### Exercise objective
Look for the string "Emploi" in the lines and copy each line that has it.

Rows from a figure dataset:
>>>
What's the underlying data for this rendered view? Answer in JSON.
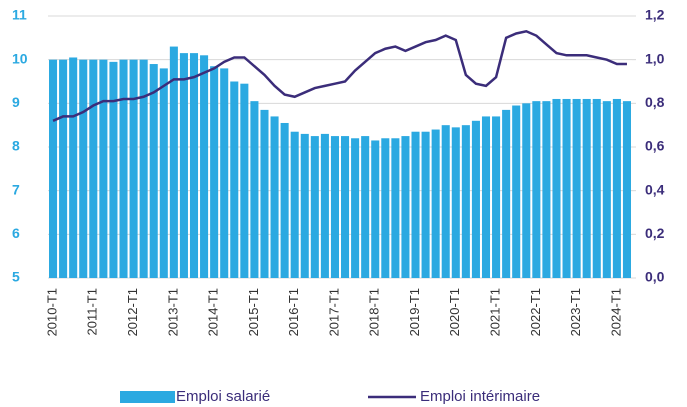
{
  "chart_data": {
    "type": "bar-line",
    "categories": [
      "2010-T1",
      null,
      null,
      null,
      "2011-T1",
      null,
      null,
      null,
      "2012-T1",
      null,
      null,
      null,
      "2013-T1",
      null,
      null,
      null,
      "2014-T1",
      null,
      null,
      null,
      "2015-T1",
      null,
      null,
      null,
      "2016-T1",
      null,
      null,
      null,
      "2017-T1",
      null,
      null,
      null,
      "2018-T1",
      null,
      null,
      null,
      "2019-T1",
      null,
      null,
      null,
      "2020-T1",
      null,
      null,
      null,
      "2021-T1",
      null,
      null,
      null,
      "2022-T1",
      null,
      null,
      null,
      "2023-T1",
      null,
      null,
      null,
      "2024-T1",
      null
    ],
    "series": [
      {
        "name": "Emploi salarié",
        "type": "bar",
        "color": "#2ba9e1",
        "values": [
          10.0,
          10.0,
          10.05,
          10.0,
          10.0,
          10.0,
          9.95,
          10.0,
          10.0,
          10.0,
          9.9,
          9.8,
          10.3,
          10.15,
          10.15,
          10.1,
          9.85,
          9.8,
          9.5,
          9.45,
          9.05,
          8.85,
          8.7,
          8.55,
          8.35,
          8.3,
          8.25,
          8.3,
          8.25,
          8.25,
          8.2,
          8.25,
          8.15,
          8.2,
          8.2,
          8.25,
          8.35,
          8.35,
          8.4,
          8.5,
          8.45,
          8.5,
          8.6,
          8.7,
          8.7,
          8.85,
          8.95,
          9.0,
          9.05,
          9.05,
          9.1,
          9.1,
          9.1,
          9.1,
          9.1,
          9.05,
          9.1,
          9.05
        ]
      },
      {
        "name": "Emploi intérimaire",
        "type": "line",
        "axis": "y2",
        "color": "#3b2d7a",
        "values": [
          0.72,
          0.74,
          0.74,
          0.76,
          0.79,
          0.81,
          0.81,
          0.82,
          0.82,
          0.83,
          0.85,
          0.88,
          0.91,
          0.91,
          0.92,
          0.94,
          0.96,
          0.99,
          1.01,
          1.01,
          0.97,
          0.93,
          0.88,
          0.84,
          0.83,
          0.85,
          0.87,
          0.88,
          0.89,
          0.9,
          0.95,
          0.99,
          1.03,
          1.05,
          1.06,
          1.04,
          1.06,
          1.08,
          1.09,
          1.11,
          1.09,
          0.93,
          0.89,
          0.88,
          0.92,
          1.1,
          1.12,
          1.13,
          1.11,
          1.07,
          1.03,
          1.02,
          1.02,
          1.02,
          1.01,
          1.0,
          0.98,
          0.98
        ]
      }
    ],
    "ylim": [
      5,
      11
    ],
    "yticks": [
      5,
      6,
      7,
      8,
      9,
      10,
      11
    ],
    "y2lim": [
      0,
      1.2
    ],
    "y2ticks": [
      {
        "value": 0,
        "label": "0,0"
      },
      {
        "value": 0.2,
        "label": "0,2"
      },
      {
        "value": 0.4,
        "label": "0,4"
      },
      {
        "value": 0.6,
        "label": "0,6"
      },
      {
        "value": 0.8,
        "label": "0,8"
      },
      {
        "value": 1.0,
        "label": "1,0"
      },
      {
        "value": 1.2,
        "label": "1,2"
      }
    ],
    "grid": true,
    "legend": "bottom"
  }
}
<<<
>>>
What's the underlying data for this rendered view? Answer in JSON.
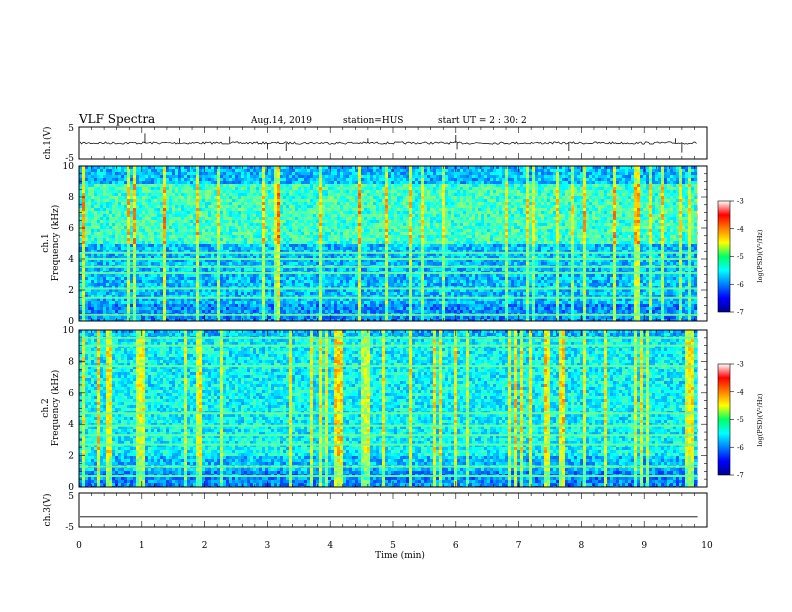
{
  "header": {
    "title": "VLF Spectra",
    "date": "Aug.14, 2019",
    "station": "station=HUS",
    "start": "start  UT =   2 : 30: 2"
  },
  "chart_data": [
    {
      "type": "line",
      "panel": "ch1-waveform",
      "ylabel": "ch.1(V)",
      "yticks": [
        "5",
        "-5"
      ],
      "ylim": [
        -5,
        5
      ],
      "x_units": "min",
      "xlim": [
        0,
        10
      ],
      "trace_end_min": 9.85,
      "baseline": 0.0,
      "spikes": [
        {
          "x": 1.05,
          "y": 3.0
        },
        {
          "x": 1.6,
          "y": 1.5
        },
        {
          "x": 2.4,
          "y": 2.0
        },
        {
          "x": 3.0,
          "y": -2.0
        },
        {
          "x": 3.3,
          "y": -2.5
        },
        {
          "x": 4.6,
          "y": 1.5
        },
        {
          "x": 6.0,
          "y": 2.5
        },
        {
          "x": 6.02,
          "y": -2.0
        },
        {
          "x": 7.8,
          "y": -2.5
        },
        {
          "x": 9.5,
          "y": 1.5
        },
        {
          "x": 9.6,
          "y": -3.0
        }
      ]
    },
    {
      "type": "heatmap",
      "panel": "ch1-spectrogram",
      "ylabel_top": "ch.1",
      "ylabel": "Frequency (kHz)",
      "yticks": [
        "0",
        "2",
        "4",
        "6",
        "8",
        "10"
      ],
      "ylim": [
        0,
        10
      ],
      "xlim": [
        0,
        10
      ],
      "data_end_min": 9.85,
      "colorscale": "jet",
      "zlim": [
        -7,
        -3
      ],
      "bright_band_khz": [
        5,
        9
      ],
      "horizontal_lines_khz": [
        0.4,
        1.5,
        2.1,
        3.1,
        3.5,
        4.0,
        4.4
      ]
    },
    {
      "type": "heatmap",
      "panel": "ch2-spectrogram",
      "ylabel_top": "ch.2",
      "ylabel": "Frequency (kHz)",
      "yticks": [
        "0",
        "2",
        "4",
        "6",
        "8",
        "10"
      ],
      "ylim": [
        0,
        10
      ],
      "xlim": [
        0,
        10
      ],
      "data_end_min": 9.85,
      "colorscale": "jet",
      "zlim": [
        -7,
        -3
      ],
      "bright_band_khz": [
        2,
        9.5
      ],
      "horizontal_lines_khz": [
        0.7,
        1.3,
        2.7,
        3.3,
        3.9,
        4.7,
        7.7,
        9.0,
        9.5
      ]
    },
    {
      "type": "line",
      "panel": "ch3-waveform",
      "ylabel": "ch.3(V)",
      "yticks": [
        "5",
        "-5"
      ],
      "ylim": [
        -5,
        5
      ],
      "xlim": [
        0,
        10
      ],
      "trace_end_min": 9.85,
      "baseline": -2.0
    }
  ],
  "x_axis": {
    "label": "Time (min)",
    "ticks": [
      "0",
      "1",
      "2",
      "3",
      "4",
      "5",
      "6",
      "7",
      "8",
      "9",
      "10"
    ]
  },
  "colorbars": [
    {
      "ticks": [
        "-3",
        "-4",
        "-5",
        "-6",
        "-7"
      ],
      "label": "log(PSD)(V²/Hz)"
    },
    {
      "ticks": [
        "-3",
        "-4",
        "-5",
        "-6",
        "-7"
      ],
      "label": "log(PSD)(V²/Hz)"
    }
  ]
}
<<<
### Result for this exercise
        "name": "Emploi salarié",
        "name": "Emploi intérimaire",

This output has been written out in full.